++++ Extracted information

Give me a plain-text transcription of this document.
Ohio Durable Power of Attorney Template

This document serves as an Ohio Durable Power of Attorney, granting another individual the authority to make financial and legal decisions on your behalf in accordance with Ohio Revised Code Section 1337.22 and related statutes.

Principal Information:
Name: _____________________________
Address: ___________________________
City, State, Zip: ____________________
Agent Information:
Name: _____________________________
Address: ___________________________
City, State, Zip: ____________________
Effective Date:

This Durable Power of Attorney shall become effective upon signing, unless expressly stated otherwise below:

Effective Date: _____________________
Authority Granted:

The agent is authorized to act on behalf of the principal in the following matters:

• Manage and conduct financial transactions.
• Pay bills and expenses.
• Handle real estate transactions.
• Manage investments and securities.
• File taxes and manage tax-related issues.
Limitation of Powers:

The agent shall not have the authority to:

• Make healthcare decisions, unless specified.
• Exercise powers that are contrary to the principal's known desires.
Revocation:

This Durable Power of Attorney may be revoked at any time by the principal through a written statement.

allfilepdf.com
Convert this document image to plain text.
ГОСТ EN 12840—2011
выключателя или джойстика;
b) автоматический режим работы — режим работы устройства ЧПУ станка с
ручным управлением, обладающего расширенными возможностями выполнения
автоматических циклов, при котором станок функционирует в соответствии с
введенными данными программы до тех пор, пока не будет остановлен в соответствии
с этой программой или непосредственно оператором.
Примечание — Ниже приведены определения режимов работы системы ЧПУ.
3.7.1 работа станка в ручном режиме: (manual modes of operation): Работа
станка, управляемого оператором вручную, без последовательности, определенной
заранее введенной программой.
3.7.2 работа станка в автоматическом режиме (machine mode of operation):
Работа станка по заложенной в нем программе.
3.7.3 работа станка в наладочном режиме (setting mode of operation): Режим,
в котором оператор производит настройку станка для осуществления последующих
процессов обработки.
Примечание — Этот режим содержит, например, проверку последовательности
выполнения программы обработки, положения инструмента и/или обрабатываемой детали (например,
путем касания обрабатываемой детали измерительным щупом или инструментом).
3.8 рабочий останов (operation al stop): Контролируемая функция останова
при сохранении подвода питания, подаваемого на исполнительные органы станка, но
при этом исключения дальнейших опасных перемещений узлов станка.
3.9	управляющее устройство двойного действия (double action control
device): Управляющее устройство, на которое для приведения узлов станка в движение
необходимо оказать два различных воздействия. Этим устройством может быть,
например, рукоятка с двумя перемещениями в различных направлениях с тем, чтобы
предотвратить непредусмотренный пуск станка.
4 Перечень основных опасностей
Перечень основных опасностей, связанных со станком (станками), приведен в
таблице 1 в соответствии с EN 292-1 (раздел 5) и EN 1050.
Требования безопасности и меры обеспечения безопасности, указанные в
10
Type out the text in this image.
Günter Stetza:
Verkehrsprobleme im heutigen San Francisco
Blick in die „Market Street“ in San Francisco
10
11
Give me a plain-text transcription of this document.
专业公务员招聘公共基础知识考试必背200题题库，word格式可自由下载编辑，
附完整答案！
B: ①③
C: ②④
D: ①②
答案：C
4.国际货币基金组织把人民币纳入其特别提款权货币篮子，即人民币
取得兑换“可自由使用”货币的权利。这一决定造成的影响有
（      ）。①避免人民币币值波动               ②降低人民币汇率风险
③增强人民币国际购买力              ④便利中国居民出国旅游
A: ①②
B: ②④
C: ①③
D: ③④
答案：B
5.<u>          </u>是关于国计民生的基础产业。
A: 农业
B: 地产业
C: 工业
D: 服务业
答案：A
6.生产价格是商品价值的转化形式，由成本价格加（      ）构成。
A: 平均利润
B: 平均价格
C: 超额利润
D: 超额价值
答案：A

++++++++

Task description:
Exactly reproduce every line found in the records.

The solution:
Give me a plain-text transcription of this document.
Ohio Durable Power of Attorney Template

This document serves as an Ohio Durable Power of Attorney, granting another individual the authority to make financial and legal decisions on your behalf in accordance with Ohio Revised Code Section 1337.22 and related statutes.

Principal Information:
Name: _____________________________
Address: ___________________________
City, State, Zip: ____________________
Agent Information:
Name: _____________________________
Address: ___________________________
City, State, Zip: ____________________
Effective Date:

This Durable Power of Attorney shall become effective upon signing, unless expressly stated otherwise below:

Effective Date: _____________________
Authority Granted:

The agent is authorized to act on behalf of the principal in the following matters:

• Manage and conduct financial transactions.
• Pay bills and expenses.
• Handle real estate transactions.
• Manage investments and securities.
• File taxes and manage tax-related issues.
Limitation of Powers:

The agent shall not have the authority to:

• Make healthcare decisions, unless specified.
• Exercise powers that are contrary to the principal's known desires.
Revocation:

This Durable Power of Attorney may be revoked at any time by the principal through a written statement.

allfilepdf.com
Convert this document image to plain text.
ГОСТ EN 12840—2011
выключателя или джойстика;
b) автоматический режим работы — режим работы устройства ЧПУ станка с
ручным управлением, обладающего расширенными возможностями выполнения
автоматических циклов, при котором станок функционирует в соответствии с
введенными данными программы до тех пор, пока не будет остановлен в соответствии
с этой программой или непосредственно оператором.
Примечание — Ниже приведены определения режимов работы системы ЧПУ.
3.7.1 работа станка в ручном режиме: (manual modes of operation): Работа
станка, управляемого оператором вручную, без последовательности, определенной
заранее введенной программой.
3.7.2 работа станка в автоматическом режиме (machine mode of operation):
Работа станка по заложенной в нем программе.
3.7.3 работа станка в наладочном режиме (setting mode of operation): Режим,
в котором оператор производит настройку станка для осуществления последующих
процессов обработки.
Примечание — Этот режим содержит, например, проверку последовательности
выполнения программы обработки, положения инструмента и/или обрабатываемой детали (например,
путем касания обрабатываемой детали измерительным щупом или инструментом).
3.8 рабочий останов (operation al stop): Контролируемая функция останова
при сохранении подвода питания, подаваемого на исполнительные органы станка, но
при этом исключения дальнейших опасных перемещений узлов станка.
3.9	управляющее устройство двойного действия (double action control
device): Управляющее устройство, на которое для приведения узлов станка в движение
необходимо оказать два различных воздействия. Этим устройством может быть,
например, рукоятка с двумя перемещениями в различных направлениях с тем, чтобы
предотвратить непредусмотренный пуск станка.
4 Перечень основных опасностей
Перечень основных опасностей, связанных со станком (станками), приведен в
таблице 1 в соответствии с EN 292-1 (раздел 5) и EN 1050.
Требования безопасности и меры обеспечения безопасности, указанные в
10
Type out the text in this image.
Günter Stetza:
Verkehrsprobleme im heutigen San Francisco
Blick in die „Market Street“ in San Francisco
10
11
Give me a plain-text transcription of this document.
专业公务员招聘公共基础知识考试必背200题题库，word格式可自由下载编辑，
附完整答案！
B: ①③
C: ②④
D: ①②
答案：C
4.国际货币基金组织把人民币纳入其特别提款权货币篮子，即人民币
取得兑换“可自由使用”货币的权利。这一决定造成的影响有
（      ）。①避免人民币币值波动               ②降低人民币汇率风险
③增强人民币国际购买力              ④便利中国居民出国旅游
A: ①②
B: ②④
C: ①③
D: ③④
答案：B
5.<u>          </u>是关于国计民生的基础产业。
A: 农业
B: 地产业
C: 工业
D: 服务业
答案：A
6.生产价格是商品价值的转化形式，由成本价格加（      ）构成。
A: 平均利润
B: 平均价格
C: 超额利润
D: 超额价值
答案：A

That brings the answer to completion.